DATA LISTING =
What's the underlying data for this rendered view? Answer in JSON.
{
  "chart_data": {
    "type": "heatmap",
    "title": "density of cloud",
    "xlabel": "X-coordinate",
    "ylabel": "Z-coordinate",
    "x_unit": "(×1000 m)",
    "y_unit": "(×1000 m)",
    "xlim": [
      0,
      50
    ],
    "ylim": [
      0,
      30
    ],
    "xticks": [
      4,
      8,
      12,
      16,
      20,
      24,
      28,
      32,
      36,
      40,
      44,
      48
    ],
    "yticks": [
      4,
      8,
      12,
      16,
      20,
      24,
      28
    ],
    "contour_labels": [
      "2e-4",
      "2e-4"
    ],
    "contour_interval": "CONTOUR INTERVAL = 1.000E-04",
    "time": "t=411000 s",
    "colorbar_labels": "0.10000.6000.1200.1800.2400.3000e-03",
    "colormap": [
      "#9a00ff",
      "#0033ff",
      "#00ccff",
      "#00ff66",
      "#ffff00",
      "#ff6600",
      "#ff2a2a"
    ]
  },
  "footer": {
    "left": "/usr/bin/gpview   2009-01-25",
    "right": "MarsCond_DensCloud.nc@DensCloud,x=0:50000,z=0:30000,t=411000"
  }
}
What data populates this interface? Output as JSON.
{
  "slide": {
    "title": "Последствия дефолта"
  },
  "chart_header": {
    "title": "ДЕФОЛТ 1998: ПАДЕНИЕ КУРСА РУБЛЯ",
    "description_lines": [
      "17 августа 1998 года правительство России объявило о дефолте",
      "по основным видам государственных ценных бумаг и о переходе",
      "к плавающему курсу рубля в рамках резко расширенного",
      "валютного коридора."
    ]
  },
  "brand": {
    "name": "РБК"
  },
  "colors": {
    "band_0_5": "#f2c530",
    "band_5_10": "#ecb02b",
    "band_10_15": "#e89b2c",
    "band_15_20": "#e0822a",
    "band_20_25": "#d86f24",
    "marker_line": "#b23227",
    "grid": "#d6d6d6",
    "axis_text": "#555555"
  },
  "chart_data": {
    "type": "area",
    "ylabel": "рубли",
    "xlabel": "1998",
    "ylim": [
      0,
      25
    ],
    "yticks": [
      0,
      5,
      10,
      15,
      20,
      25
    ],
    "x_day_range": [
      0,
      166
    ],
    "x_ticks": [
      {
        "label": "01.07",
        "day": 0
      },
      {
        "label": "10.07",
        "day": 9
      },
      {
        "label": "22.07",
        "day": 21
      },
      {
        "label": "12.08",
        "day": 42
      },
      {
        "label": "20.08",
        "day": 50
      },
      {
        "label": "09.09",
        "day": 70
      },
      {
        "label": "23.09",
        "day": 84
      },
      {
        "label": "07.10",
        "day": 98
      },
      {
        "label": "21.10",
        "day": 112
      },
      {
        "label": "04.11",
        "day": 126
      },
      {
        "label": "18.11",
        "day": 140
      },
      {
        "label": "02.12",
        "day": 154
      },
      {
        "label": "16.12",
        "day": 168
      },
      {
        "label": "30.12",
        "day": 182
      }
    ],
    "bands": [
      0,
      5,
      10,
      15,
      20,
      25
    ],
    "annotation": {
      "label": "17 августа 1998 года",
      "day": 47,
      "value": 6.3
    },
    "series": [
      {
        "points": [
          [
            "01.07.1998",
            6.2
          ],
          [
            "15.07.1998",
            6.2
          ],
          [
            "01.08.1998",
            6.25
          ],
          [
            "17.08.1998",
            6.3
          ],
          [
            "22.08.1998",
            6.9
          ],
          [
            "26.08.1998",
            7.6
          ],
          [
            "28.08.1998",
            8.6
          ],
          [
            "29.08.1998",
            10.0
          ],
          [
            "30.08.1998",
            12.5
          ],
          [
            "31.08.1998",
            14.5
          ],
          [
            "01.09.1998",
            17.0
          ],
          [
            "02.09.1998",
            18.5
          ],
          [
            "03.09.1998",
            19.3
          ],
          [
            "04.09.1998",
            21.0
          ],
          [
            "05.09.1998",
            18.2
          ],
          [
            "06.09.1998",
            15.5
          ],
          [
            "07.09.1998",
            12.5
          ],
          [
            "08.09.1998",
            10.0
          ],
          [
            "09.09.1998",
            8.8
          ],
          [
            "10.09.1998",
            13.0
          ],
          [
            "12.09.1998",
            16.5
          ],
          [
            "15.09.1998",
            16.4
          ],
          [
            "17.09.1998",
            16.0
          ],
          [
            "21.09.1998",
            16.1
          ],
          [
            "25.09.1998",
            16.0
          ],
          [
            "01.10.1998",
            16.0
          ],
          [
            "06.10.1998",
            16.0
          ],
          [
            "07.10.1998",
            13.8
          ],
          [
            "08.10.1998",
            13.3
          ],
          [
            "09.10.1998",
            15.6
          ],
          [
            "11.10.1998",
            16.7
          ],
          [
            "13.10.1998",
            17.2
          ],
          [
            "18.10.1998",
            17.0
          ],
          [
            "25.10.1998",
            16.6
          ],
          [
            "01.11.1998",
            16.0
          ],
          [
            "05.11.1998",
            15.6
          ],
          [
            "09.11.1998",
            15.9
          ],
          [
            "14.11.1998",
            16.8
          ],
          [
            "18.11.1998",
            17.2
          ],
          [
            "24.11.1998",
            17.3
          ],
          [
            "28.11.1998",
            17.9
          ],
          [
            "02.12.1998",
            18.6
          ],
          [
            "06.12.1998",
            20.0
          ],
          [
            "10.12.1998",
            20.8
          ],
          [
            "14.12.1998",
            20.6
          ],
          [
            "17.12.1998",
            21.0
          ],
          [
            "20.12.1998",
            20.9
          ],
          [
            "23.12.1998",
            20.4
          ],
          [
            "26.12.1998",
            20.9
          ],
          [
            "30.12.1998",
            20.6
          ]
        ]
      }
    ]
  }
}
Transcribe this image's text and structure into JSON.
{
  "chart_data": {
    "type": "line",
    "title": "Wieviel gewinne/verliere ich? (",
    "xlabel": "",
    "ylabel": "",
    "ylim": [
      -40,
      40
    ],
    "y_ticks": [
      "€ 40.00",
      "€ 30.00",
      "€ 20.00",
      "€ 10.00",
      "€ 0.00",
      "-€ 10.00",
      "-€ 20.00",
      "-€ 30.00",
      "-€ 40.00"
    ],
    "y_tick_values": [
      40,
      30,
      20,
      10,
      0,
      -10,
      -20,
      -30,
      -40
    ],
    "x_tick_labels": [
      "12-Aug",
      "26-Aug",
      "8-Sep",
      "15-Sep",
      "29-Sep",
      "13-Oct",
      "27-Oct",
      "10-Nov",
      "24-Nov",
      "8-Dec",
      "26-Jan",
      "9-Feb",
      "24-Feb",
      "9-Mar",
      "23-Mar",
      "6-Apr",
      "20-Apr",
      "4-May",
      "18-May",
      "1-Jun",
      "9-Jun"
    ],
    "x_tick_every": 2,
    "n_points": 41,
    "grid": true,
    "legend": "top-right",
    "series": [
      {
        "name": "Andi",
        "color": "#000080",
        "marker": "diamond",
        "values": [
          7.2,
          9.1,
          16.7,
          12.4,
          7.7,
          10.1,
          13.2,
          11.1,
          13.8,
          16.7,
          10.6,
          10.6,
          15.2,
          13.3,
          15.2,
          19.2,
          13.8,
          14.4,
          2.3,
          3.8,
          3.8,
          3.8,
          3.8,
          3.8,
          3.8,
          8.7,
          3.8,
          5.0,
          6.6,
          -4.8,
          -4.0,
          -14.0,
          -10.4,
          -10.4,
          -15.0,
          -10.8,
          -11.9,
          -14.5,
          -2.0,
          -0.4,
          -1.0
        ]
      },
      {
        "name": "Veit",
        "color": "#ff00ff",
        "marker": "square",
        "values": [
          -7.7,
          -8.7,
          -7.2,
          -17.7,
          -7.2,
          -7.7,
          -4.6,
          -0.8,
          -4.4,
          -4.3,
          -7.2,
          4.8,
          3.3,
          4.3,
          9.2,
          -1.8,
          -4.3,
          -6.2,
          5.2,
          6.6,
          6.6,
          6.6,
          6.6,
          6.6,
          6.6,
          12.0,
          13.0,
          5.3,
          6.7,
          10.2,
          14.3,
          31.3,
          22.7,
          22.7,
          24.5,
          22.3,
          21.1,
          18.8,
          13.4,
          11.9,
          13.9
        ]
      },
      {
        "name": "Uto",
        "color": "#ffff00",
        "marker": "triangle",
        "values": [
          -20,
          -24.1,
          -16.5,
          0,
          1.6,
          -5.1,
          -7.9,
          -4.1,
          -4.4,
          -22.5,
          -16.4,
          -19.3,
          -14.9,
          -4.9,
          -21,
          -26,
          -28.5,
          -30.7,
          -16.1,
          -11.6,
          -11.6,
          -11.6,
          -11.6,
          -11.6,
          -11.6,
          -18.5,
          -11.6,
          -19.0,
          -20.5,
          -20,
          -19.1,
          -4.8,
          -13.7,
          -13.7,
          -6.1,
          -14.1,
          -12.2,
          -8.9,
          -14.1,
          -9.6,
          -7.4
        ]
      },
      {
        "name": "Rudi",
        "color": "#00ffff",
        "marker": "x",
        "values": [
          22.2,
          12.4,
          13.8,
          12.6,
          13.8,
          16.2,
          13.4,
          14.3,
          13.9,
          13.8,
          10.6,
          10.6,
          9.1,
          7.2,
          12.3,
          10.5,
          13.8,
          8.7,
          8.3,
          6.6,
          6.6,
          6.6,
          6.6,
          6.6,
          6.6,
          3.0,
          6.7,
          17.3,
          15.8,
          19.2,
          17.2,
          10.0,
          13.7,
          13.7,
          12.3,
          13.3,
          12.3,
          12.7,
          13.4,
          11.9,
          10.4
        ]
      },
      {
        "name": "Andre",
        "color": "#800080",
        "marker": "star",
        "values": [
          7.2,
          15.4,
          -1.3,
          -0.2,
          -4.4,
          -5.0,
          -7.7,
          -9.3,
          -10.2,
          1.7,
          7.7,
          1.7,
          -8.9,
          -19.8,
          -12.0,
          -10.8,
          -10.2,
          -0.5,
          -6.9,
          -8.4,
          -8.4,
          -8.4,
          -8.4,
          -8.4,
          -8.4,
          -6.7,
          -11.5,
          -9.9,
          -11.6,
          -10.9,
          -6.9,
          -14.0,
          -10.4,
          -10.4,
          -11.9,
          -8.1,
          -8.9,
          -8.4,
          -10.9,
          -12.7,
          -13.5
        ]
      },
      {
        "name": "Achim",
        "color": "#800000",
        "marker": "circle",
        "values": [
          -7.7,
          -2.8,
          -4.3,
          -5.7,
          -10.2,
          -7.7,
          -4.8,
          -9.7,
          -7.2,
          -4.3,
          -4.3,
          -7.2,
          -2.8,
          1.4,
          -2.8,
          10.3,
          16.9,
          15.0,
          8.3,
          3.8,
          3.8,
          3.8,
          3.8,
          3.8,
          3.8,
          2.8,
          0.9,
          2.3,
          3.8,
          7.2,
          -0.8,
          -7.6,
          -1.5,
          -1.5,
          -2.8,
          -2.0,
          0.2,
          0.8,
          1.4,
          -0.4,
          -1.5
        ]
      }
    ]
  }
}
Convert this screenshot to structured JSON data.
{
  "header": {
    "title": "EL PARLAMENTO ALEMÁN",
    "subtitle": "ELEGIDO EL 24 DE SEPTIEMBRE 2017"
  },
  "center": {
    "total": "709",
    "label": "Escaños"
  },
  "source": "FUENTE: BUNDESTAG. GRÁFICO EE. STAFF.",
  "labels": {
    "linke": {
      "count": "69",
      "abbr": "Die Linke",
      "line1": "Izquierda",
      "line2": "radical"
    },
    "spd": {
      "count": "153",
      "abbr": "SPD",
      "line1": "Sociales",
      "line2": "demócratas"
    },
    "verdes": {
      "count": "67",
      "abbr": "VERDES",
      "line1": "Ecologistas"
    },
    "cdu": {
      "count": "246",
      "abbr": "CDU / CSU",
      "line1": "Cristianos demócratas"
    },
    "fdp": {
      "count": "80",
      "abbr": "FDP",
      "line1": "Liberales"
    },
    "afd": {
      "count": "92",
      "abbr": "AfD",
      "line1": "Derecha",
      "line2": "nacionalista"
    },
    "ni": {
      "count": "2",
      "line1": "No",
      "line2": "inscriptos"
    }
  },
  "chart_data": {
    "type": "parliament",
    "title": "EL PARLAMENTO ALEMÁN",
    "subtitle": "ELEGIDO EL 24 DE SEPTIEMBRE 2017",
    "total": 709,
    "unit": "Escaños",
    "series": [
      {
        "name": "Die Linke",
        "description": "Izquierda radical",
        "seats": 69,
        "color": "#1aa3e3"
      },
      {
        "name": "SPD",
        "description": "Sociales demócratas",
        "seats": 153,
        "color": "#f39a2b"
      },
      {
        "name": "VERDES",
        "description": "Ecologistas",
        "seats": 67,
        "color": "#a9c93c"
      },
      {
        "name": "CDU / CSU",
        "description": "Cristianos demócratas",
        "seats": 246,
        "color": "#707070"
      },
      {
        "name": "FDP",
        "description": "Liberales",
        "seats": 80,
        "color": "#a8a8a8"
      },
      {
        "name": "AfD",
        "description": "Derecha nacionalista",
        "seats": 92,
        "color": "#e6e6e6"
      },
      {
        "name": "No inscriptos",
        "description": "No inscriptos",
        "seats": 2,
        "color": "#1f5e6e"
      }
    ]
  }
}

PROBLEM =
Report the number of lines in the entries above that include the string "Izquierda". Give nothing but the number.

EXERCISE RESULT =
2